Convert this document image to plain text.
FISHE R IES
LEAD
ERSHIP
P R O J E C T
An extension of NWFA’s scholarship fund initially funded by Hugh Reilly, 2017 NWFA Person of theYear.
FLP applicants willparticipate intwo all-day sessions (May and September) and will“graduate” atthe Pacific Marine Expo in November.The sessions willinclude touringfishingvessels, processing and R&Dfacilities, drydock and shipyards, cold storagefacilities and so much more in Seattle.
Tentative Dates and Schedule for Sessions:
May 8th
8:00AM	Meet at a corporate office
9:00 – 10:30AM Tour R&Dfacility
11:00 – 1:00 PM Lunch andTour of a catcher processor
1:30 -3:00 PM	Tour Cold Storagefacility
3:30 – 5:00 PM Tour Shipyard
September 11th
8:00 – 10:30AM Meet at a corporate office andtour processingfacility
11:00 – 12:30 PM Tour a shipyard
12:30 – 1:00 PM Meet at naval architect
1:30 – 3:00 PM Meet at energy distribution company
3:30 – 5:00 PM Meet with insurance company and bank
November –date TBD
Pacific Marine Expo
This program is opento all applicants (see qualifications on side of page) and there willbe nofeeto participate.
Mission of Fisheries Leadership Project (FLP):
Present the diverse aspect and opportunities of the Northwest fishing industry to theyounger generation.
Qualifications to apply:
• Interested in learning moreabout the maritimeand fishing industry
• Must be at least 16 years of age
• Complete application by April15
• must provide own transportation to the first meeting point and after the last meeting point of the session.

▬▬▬▬▬▬

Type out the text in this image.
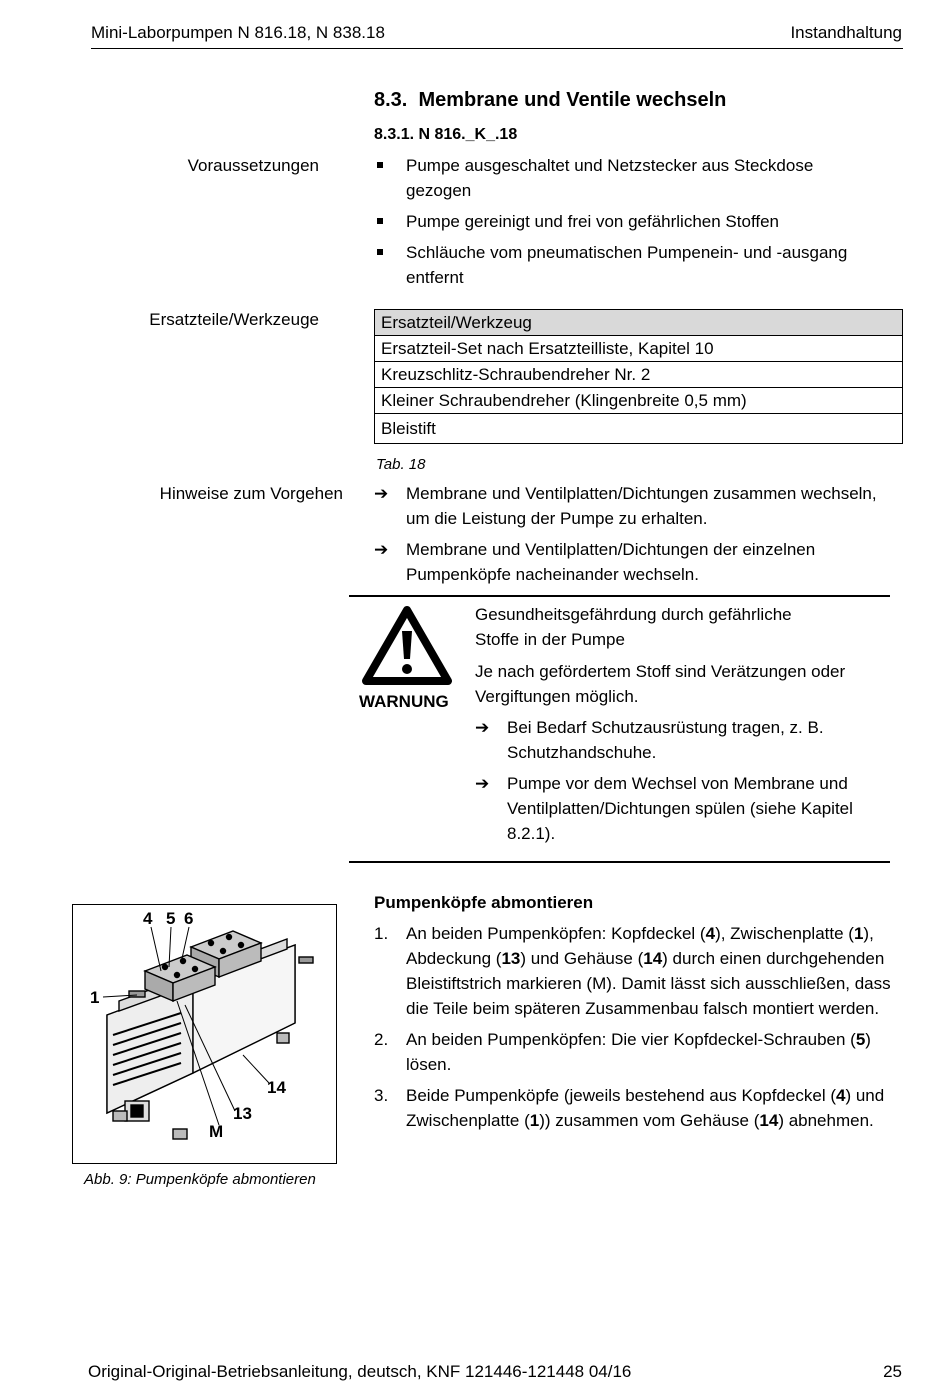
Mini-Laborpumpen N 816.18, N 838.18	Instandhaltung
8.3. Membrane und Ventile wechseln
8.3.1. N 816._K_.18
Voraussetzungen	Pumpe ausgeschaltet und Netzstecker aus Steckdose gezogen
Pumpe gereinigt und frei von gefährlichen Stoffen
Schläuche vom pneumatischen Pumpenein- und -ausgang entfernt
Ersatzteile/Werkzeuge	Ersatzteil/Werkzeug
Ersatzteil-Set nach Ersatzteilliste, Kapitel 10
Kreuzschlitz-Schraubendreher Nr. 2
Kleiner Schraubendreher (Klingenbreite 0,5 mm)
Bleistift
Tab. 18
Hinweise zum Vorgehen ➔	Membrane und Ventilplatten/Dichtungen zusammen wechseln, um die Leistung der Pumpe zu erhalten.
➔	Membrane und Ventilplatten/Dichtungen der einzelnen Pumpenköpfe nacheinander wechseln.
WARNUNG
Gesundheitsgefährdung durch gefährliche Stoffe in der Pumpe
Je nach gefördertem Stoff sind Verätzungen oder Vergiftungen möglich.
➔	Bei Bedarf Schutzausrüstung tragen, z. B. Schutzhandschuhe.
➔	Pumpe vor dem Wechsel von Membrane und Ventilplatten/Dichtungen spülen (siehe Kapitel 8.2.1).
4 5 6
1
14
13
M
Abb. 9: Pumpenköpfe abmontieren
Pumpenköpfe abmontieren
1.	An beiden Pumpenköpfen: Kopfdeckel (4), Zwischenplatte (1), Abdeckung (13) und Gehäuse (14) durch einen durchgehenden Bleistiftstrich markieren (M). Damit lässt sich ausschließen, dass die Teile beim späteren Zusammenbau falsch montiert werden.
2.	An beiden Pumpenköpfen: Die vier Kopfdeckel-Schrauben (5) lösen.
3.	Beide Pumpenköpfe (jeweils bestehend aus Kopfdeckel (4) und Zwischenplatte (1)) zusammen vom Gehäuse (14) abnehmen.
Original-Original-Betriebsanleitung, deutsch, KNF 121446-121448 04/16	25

▬▬▬▬▬▬

§ EXERCISE GOAL:
Find the lines with the string "Membrane" and reproduce them.

§ EXERCISE OUTPUT:
8.3. Membrane und Ventile wechseln
Hinweise zum Vorgehen ➔	Membrane und Ventilplatten/Dichtungen zusammen wechseln, um die Leistung der Pumpe zu erhalten.
➔	Membrane und Ventilplatten/Dichtungen der einzelnen Pumpenköpfe nacheinander wechseln.
➔	Pumpe vor dem Wechsel von Membrane und Ventilplatten/Dichtungen spülen (siehe Kapitel 8.2.1).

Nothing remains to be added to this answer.